:: INFORMATION GIVEN ::

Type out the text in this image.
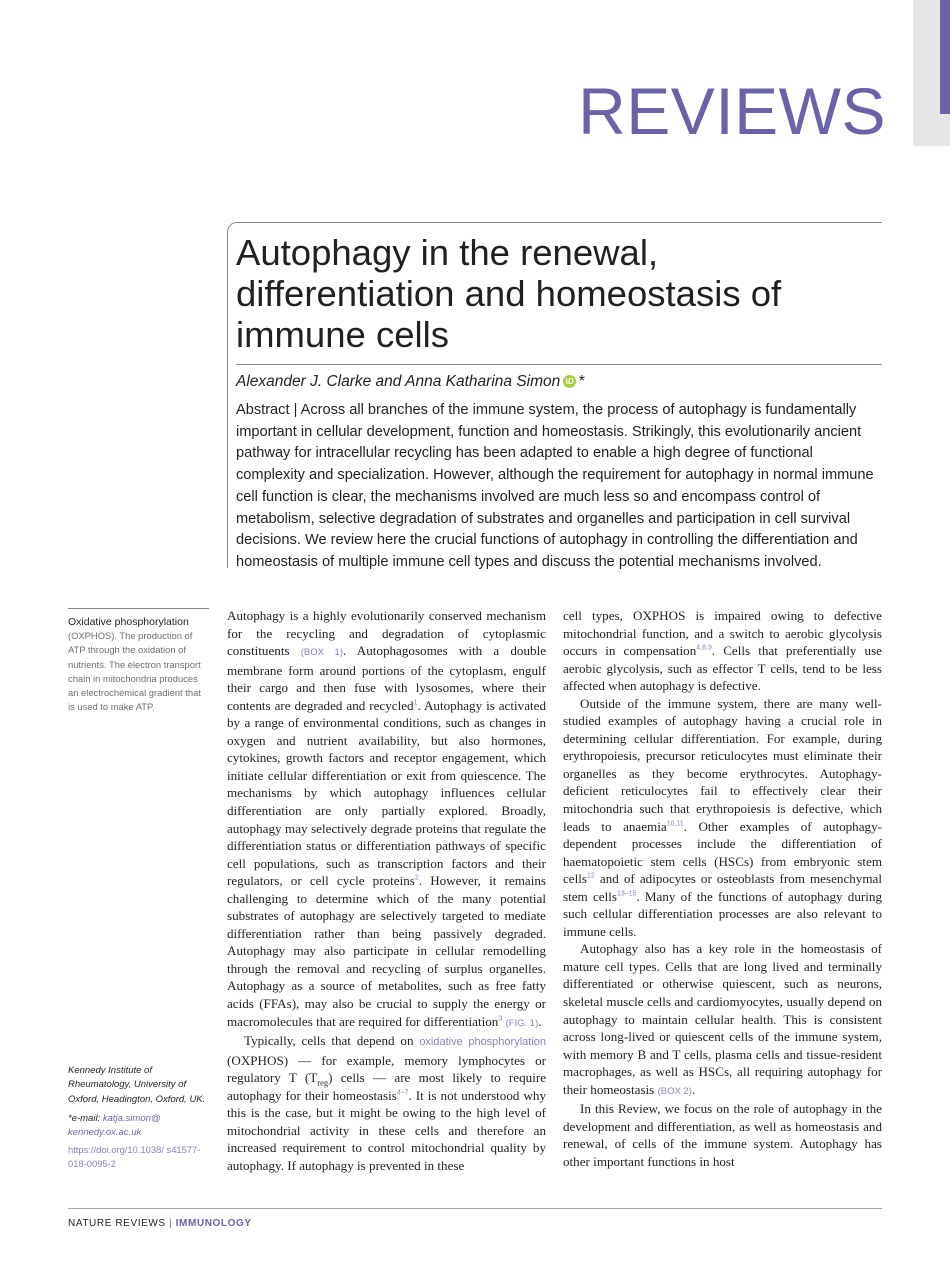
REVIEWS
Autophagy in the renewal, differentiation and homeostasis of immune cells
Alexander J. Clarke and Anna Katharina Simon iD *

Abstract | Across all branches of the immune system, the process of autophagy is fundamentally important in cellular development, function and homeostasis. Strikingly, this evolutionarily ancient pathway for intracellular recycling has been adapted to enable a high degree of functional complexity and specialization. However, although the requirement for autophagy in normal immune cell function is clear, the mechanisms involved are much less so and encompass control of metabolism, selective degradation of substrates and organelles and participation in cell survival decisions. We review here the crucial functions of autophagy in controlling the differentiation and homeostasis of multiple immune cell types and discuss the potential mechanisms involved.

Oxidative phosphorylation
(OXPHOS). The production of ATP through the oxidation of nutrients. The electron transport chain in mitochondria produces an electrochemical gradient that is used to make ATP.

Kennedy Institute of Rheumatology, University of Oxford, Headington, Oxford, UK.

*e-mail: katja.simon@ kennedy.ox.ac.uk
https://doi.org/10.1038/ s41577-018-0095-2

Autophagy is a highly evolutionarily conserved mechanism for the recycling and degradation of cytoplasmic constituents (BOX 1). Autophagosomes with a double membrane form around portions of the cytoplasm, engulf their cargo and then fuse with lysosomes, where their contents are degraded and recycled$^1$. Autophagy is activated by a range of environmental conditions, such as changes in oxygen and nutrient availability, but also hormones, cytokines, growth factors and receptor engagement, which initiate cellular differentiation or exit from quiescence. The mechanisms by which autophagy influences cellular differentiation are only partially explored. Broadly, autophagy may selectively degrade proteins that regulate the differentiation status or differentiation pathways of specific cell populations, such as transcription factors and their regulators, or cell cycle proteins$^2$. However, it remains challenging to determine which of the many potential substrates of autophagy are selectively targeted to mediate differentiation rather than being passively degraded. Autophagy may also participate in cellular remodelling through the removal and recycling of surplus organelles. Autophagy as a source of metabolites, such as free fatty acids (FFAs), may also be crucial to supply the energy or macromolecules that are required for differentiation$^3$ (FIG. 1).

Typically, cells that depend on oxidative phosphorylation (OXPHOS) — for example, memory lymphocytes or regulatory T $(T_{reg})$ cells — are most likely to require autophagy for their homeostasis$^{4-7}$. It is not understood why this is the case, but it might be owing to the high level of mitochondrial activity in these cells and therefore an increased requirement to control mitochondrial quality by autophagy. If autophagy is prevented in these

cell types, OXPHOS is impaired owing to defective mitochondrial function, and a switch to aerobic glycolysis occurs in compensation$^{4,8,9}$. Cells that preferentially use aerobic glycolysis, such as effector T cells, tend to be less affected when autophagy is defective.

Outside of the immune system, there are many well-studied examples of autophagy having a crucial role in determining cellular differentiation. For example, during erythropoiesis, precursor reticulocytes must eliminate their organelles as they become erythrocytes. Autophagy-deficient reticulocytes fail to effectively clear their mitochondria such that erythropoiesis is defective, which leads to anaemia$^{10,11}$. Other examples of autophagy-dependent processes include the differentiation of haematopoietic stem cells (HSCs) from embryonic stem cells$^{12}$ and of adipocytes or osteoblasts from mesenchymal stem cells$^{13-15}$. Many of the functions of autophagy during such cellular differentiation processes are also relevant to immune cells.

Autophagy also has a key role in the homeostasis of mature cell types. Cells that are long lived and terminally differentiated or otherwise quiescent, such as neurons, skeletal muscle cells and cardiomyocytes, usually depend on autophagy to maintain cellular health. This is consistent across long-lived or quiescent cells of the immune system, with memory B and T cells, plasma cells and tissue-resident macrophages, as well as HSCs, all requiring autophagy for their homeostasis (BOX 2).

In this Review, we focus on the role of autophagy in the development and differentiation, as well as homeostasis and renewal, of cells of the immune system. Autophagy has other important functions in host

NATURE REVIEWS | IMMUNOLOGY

:::

§ **PROBLEM TO SOLVE**
Give the data again exactly. Keep the images out.

§ **EXERCISE OUTPUT**
Type out the text in this image.
REVIEWS
Autophagy in the renewal, differentiation and homeostasis of immune cells
Alexander J. Clarke and Anna Katharina Simon iD *

Abstract | Across all branches of the immune system, the process of autophagy is fundamentally important in cellular development, function and homeostasis. Strikingly, this evolutionarily ancient pathway for intracellular recycling has been adapted to enable a high degree of functional complexity and specialization. However, although the requirement for autophagy in normal immune cell function is clear, the mechanisms involved are much less so and encompass control of metabolism, selective degradation of substrates and organelles and participation in cell survival decisions. We review here the crucial functions of autophagy in controlling the differentiation and homeostasis of multiple immune cell types and discuss the potential mechanisms involved.

Oxidative phosphorylation
(OXPHOS). The production of ATP through the oxidation of nutrients. The electron transport chain in mitochondria produces an electrochemical gradient that is used to make ATP.

Kennedy Institute of Rheumatology, University of Oxford, Headington, Oxford, UK.

*e-mail: katja.simon@ kennedy.ox.ac.uk
https://doi.org/10.1038/ s41577-018-0095-2

Autophagy is a highly evolutionarily conserved mechanism for the recycling and degradation of cytoplasmic constituents (BOX 1). Autophagosomes with a double membrane form around portions of the cytoplasm, engulf their cargo and then fuse with lysosomes, where their contents are degraded and recycled$^1$. Autophagy is activated by a range of environmental conditions, such as changes in oxygen and nutrient availability, but also hormones, cytokines, growth factors and receptor engagement, which initiate cellular differentiation or exit from quiescence. The mechanisms by which autophagy influences cellular differentiation are only partially explored. Broadly, autophagy may selectively degrade proteins that regulate the differentiation status or differentiation pathways of specific cell populations, such as transcription factors and their regulators, or cell cycle proteins$^2$. However, it remains challenging to determine which of the many potential substrates of autophagy are selectively targeted to mediate differentiation rather than being passively degraded. Autophagy may also participate in cellular remodelling through the removal and recycling of surplus organelles. Autophagy as a source of metabolites, such as free fatty acids (FFAs), may also be crucial to supply the energy or macromolecules that are required for differentiation$^3$ (FIG. 1).

Typically, cells that depend on oxidative phosphorylation (OXPHOS) — for example, memory lymphocytes or regulatory T $(T_{reg})$ cells — are most likely to require autophagy for their homeostasis$^{4-7}$. It is not understood why this is the case, but it might be owing to the high level of mitochondrial activity in these cells and therefore an increased requirement to control mitochondrial quality by autophagy. If autophagy is prevented in these

cell types, OXPHOS is impaired owing to defective mitochondrial function, and a switch to aerobic glycolysis occurs in compensation$^{4,8,9}$. Cells that preferentially use aerobic glycolysis, such as effector T cells, tend to be less affected when autophagy is defective.

Outside of the immune system, there are many well-studied examples of autophagy having a crucial role in determining cellular differentiation. For example, during erythropoiesis, precursor reticulocytes must eliminate their organelles as they become erythrocytes. Autophagy-deficient reticulocytes fail to effectively clear their mitochondria such that erythropoiesis is defective, which leads to anaemia$^{10,11}$. Other examples of autophagy-dependent processes include the differentiation of haematopoietic stem cells (HSCs) from embryonic stem cells$^{12}$ and of adipocytes or osteoblasts from mesenchymal stem cells$^{13-15}$. Many of the functions of autophagy during such cellular differentiation processes are also relevant to immune cells.

Autophagy also has a key role in the homeostasis of mature cell types. Cells that are long lived and terminally differentiated or otherwise quiescent, such as neurons, skeletal muscle cells and cardiomyocytes, usually depend on autophagy to maintain cellular health. This is consistent across long-lived or quiescent cells of the immune system, with memory B and T cells, plasma cells and tissue-resident macrophages, as well as HSCs, all requiring autophagy for their homeostasis (BOX 2).

In this Review, we focus on the role of autophagy in the development and differentiation, as well as homeostasis and renewal, of cells of the immune system. Autophagy has other important functions in host

NATURE REVIEWS | IMMUNOLOGY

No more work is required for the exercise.